[start]

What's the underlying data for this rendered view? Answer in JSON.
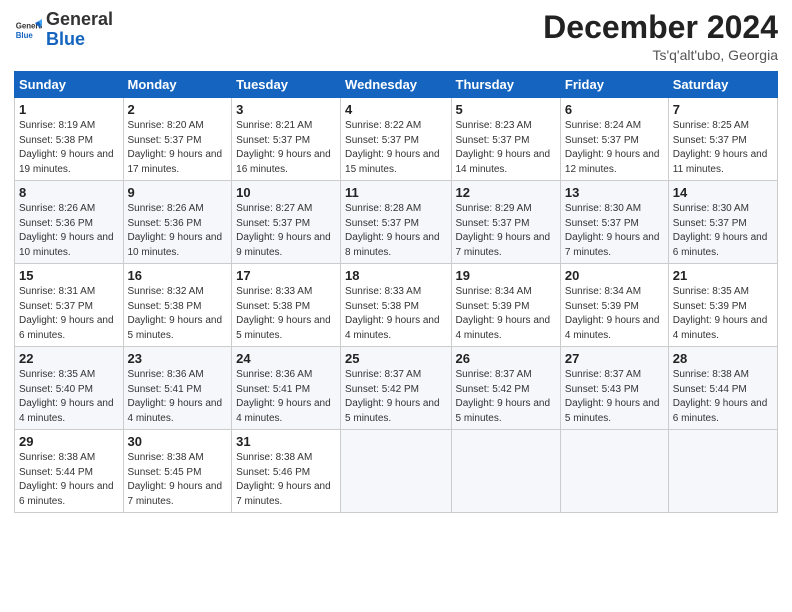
{
  "header": {
    "logo_general": "General",
    "logo_blue": "Blue",
    "month_title": "December 2024",
    "location": "Ts'q'alt'ubo, Georgia"
  },
  "weekdays": [
    "Sunday",
    "Monday",
    "Tuesday",
    "Wednesday",
    "Thursday",
    "Friday",
    "Saturday"
  ],
  "weeks": [
    [
      {
        "day": "1",
        "sunrise": "8:19 AM",
        "sunset": "5:38 PM",
        "daylight": "9 hours and 19 minutes."
      },
      {
        "day": "2",
        "sunrise": "8:20 AM",
        "sunset": "5:37 PM",
        "daylight": "9 hours and 17 minutes."
      },
      {
        "day": "3",
        "sunrise": "8:21 AM",
        "sunset": "5:37 PM",
        "daylight": "9 hours and 16 minutes."
      },
      {
        "day": "4",
        "sunrise": "8:22 AM",
        "sunset": "5:37 PM",
        "daylight": "9 hours and 15 minutes."
      },
      {
        "day": "5",
        "sunrise": "8:23 AM",
        "sunset": "5:37 PM",
        "daylight": "9 hours and 14 minutes."
      },
      {
        "day": "6",
        "sunrise": "8:24 AM",
        "sunset": "5:37 PM",
        "daylight": "9 hours and 12 minutes."
      },
      {
        "day": "7",
        "sunrise": "8:25 AM",
        "sunset": "5:37 PM",
        "daylight": "9 hours and 11 minutes."
      }
    ],
    [
      {
        "day": "8",
        "sunrise": "8:26 AM",
        "sunset": "5:36 PM",
        "daylight": "9 hours and 10 minutes."
      },
      {
        "day": "9",
        "sunrise": "8:26 AM",
        "sunset": "5:36 PM",
        "daylight": "9 hours and 10 minutes."
      },
      {
        "day": "10",
        "sunrise": "8:27 AM",
        "sunset": "5:37 PM",
        "daylight": "9 hours and 9 minutes."
      },
      {
        "day": "11",
        "sunrise": "8:28 AM",
        "sunset": "5:37 PM",
        "daylight": "9 hours and 8 minutes."
      },
      {
        "day": "12",
        "sunrise": "8:29 AM",
        "sunset": "5:37 PM",
        "daylight": "9 hours and 7 minutes."
      },
      {
        "day": "13",
        "sunrise": "8:30 AM",
        "sunset": "5:37 PM",
        "daylight": "9 hours and 7 minutes."
      },
      {
        "day": "14",
        "sunrise": "8:30 AM",
        "sunset": "5:37 PM",
        "daylight": "9 hours and 6 minutes."
      }
    ],
    [
      {
        "day": "15",
        "sunrise": "8:31 AM",
        "sunset": "5:37 PM",
        "daylight": "9 hours and 6 minutes."
      },
      {
        "day": "16",
        "sunrise": "8:32 AM",
        "sunset": "5:38 PM",
        "daylight": "9 hours and 5 minutes."
      },
      {
        "day": "17",
        "sunrise": "8:33 AM",
        "sunset": "5:38 PM",
        "daylight": "9 hours and 5 minutes."
      },
      {
        "day": "18",
        "sunrise": "8:33 AM",
        "sunset": "5:38 PM",
        "daylight": "9 hours and 4 minutes."
      },
      {
        "day": "19",
        "sunrise": "8:34 AM",
        "sunset": "5:39 PM",
        "daylight": "9 hours and 4 minutes."
      },
      {
        "day": "20",
        "sunrise": "8:34 AM",
        "sunset": "5:39 PM",
        "daylight": "9 hours and 4 minutes."
      },
      {
        "day": "21",
        "sunrise": "8:35 AM",
        "sunset": "5:39 PM",
        "daylight": "9 hours and 4 minutes."
      }
    ],
    [
      {
        "day": "22",
        "sunrise": "8:35 AM",
        "sunset": "5:40 PM",
        "daylight": "9 hours and 4 minutes."
      },
      {
        "day": "23",
        "sunrise": "8:36 AM",
        "sunset": "5:41 PM",
        "daylight": "9 hours and 4 minutes."
      },
      {
        "day": "24",
        "sunrise": "8:36 AM",
        "sunset": "5:41 PM",
        "daylight": "9 hours and 4 minutes."
      },
      {
        "day": "25",
        "sunrise": "8:37 AM",
        "sunset": "5:42 PM",
        "daylight": "9 hours and 5 minutes."
      },
      {
        "day": "26",
        "sunrise": "8:37 AM",
        "sunset": "5:42 PM",
        "daylight": "9 hours and 5 minutes."
      },
      {
        "day": "27",
        "sunrise": "8:37 AM",
        "sunset": "5:43 PM",
        "daylight": "9 hours and 5 minutes."
      },
      {
        "day": "28",
        "sunrise": "8:38 AM",
        "sunset": "5:44 PM",
        "daylight": "9 hours and 6 minutes."
      }
    ],
    [
      {
        "day": "29",
        "sunrise": "8:38 AM",
        "sunset": "5:44 PM",
        "daylight": "9 hours and 6 minutes."
      },
      {
        "day": "30",
        "sunrise": "8:38 AM",
        "sunset": "5:45 PM",
        "daylight": "9 hours and 7 minutes."
      },
      {
        "day": "31",
        "sunrise": "8:38 AM",
        "sunset": "5:46 PM",
        "daylight": "9 hours and 7 minutes."
      },
      null,
      null,
      null,
      null
    ]
  ],
  "labels": {
    "sunrise": "Sunrise:",
    "sunset": "Sunset:",
    "daylight": "Daylight:"
  }
}
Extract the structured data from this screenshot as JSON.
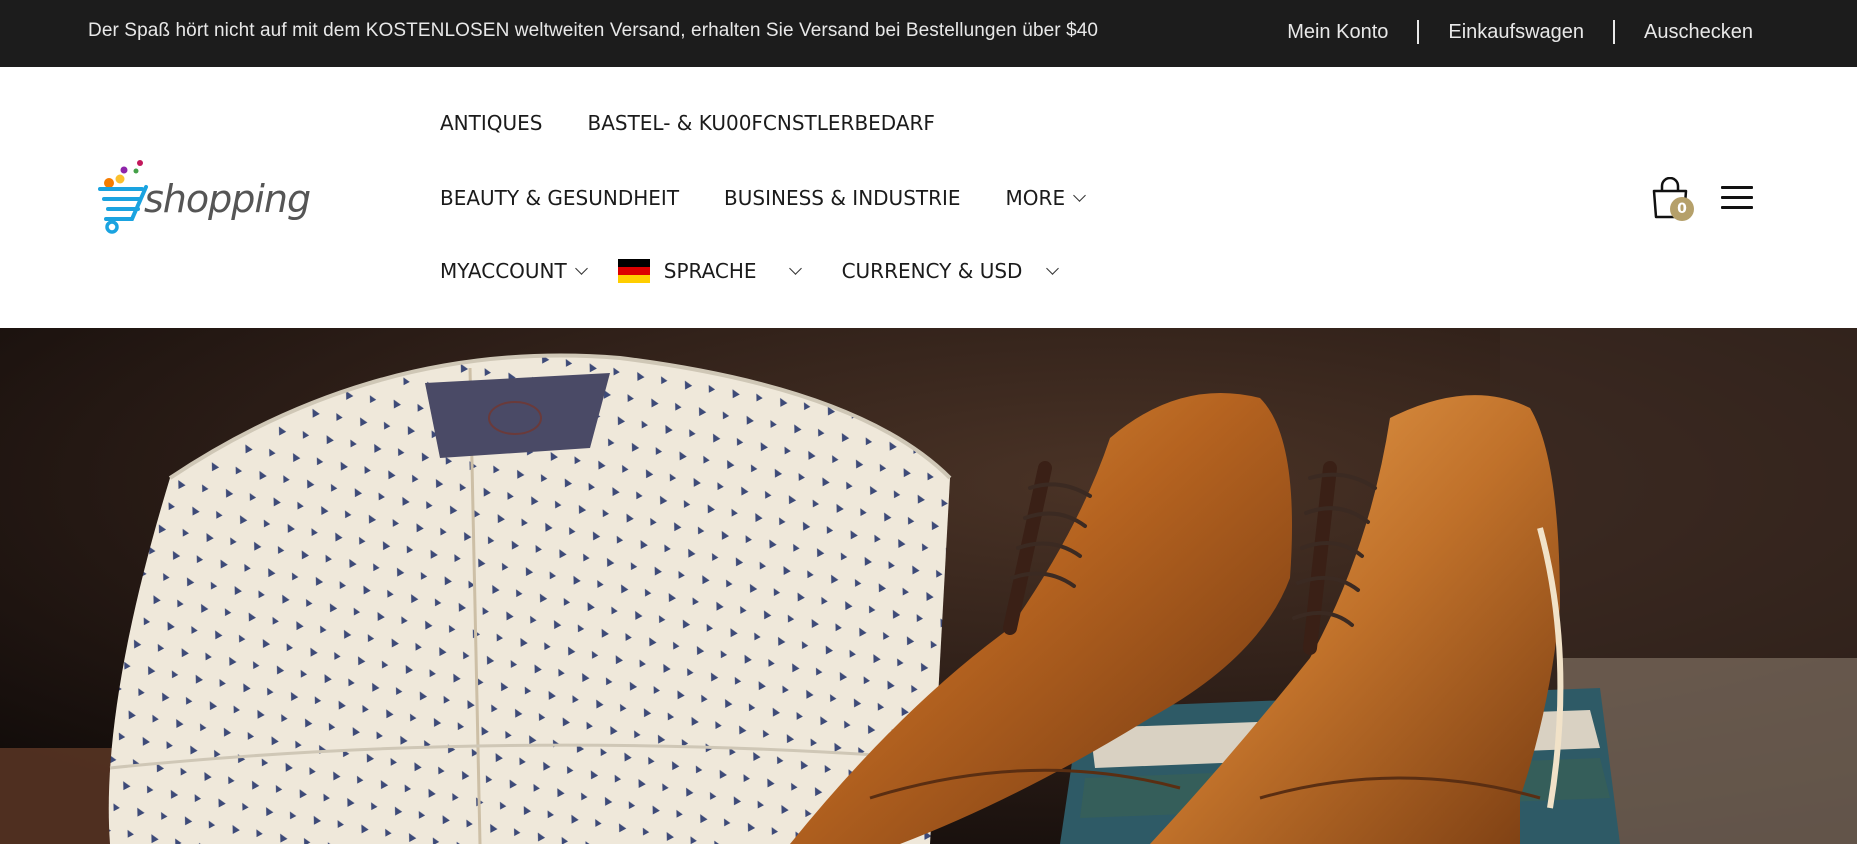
{
  "topbar": {
    "promo": "Der Spaß hört nicht auf mit dem KOSTENLOSEN weltweiten Versand, erhalten Sie Versand bei Bestellungen über $40",
    "links": [
      "Mein Konto",
      "Einkaufswagen",
      "Auschecken"
    ]
  },
  "header": {
    "logo_text": "shopping",
    "nav": {
      "row1": [
        "ANTIQUES",
        "BASTEL- & KU00FCNSTLERBEDARF"
      ],
      "row2": [
        "BEAUTY & GESUNDHEIT",
        "BUSINESS & INDUSTRIE",
        "MORE"
      ],
      "row3": {
        "account": "MYACCOUNT",
        "language": "SPRACHE",
        "currency": "CURRENCY & USD"
      }
    },
    "cart_count": "0"
  },
  "colors": {
    "topbar_bg": "#1c1c1c",
    "cart_badge": "#b5a06a",
    "logo_blue": "#1aa3e0"
  },
  "icons": {
    "cart": "shopping-bag-icon",
    "menu": "hamburger-menu-icon",
    "language_flag": "german-flag-icon"
  }
}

[end]

> _WHAT IS NEEDED_
Transcribe every record above exactly, leaving out the pictures.

> _SOLVED EXERCISE_
What's the underlying data for this rendered view? Answer in JSON.
{
  "header": {
    "logo_general": "General",
    "logo_blue": "Blue",
    "month_title": "December 2024",
    "location": "Ts'q'alt'ubo, Georgia"
  },
  "weekdays": [
    "Sunday",
    "Monday",
    "Tuesday",
    "Wednesday",
    "Thursday",
    "Friday",
    "Saturday"
  ],
  "weeks": [
    [
      {
        "day": "1",
        "sunrise": "8:19 AM",
        "sunset": "5:38 PM",
        "daylight": "9 hours and 19 minutes."
      },
      {
        "day": "2",
        "sunrise": "8:20 AM",
        "sunset": "5:37 PM",
        "daylight": "9 hours and 17 minutes."
      },
      {
        "day": "3",
        "sunrise": "8:21 AM",
        "sunset": "5:37 PM",
        "daylight": "9 hours and 16 minutes."
      },
      {
        "day": "4",
        "sunrise": "8:22 AM",
        "sunset": "5:37 PM",
        "daylight": "9 hours and 15 minutes."
      },
      {
        "day": "5",
        "sunrise": "8:23 AM",
        "sunset": "5:37 PM",
        "daylight": "9 hours and 14 minutes."
      },
      {
        "day": "6",
        "sunrise": "8:24 AM",
        "sunset": "5:37 PM",
        "daylight": "9 hours and 12 minutes."
      },
      {
        "day": "7",
        "sunrise": "8:25 AM",
        "sunset": "5:37 PM",
        "daylight": "9 hours and 11 minutes."
      }
    ],
    [
      {
        "day": "8",
        "sunrise": "8:26 AM",
        "sunset": "5:36 PM",
        "daylight": "9 hours and 10 minutes."
      },
      {
        "day": "9",
        "sunrise": "8:26 AM",
        "sunset": "5:36 PM",
        "daylight": "9 hours and 10 minutes."
      },
      {
        "day": "10",
        "sunrise": "8:27 AM",
        "sunset": "5:37 PM",
        "daylight": "9 hours and 9 minutes."
      },
      {
        "day": "11",
        "sunrise": "8:28 AM",
        "sunset": "5:37 PM",
        "daylight": "9 hours and 8 minutes."
      },
      {
        "day": "12",
        "sunrise": "8:29 AM",
        "sunset": "5:37 PM",
        "daylight": "9 hours and 7 minutes."
      },
      {
        "day": "13",
        "sunrise": "8:30 AM",
        "sunset": "5:37 PM",
        "daylight": "9 hours and 7 minutes."
      },
      {
        "day": "14",
        "sunrise": "8:30 AM",
        "sunset": "5:37 PM",
        "daylight": "9 hours and 6 minutes."
      }
    ],
    [
      {
        "day": "15",
        "sunrise": "8:31 AM",
        "sunset": "5:37 PM",
        "daylight": "9 hours and 6 minutes."
      },
      {
        "day": "16",
        "sunrise": "8:32 AM",
        "sunset": "5:38 PM",
        "daylight": "9 hours and 5 minutes."
      },
      {
        "day": "17",
        "sunrise": "8:33 AM",
        "sunset": "5:38 PM",
        "daylight": "9 hours and 5 minutes."
      },
      {
        "day": "18",
        "sunrise": "8:33 AM",
        "sunset": "5:38 PM",
        "daylight": "9 hours and 4 minutes."
      },
      {
        "day": "19",
        "sunrise": "8:34 AM",
        "sunset": "5:39 PM",
        "daylight": "9 hours and 4 minutes."
      },
      {
        "day": "20",
        "sunrise": "8:34 AM",
        "sunset": "5:39 PM",
        "daylight": "9 hours and 4 minutes."
      },
      {
        "day": "21",
        "sunrise": "8:35 AM",
        "sunset": "5:39 PM",
        "daylight": "9 hours and 4 minutes."
      }
    ],
    [
      {
        "day": "22",
        "sunrise": "8:35 AM",
        "sunset": "5:40 PM",
        "daylight": "9 hours and 4 minutes."
      },
      {
        "day": "23",
        "sunrise": "8:36 AM",
        "sunset": "5:41 PM",
        "daylight": "9 hours and 4 minutes."
      },
      {
        "day": "24",
        "sunrise": "8:36 AM",
        "sunset": "5:41 PM",
        "daylight": "9 hours and 4 minutes."
      },
      {
        "day": "25",
        "sunrise": "8:37 AM",
        "sunset": "5:42 PM",
        "daylight": "9 hours and 5 minutes."
      },
      {
        "day": "26",
        "sunrise": "8:37 AM",
        "sunset": "5:42 PM",
        "daylight": "9 hours and 5 minutes."
      },
      {
        "day": "27",
        "sunrise": "8:37 AM",
        "sunset": "5:43 PM",
        "daylight": "9 hours and 5 minutes."
      },
      {
        "day": "28",
        "sunrise": "8:38 AM",
        "sunset": "5:44 PM",
        "daylight": "9 hours and 6 minutes."
      }
    ],
    [
      {
        "day": "29",
        "sunrise": "8:38 AM",
        "sunset": "5:44 PM",
        "daylight": "9 hours and 6 minutes."
      },
      {
        "day": "30",
        "sunrise": "8:38 AM",
        "sunset": "5:45 PM",
        "daylight": "9 hours and 7 minutes."
      },
      {
        "day": "31",
        "sunrise": "8:38 AM",
        "sunset": "5:46 PM",
        "daylight": "9 hours and 7 minutes."
      },
      null,
      null,
      null,
      null
    ]
  ],
  "labels": {
    "sunrise": "Sunrise:",
    "sunset": "Sunset:",
    "daylight": "Daylight:"
  }
}
Extract the structured data from this screenshot as JSON.
{
  "topbar": {
    "promo": "Der Spaß hört nicht auf mit dem KOSTENLOSEN weltweiten Versand, erhalten Sie Versand bei Bestellungen über $40",
    "links": [
      "Mein Konto",
      "Einkaufswagen",
      "Auschecken"
    ]
  },
  "header": {
    "logo_text": "shopping",
    "nav": {
      "row1": [
        "ANTIQUES",
        "BASTEL- & KU00FCNSTLERBEDARF"
      ],
      "row2": [
        "BEAUTY & GESUNDHEIT",
        "BUSINESS & INDUSTRIE",
        "MORE"
      ],
      "row3": {
        "account": "MYACCOUNT",
        "language": "SPRACHE",
        "currency": "CURRENCY & USD"
      }
    },
    "cart_count": "0"
  },
  "colors": {
    "topbar_bg": "#1c1c1c",
    "cart_badge": "#b5a06a",
    "logo_blue": "#1aa3e0"
  },
  "icons": {
    "cart": "shopping-bag-icon",
    "menu": "hamburger-menu-icon",
    "language_flag": "german-flag-icon"
  }
}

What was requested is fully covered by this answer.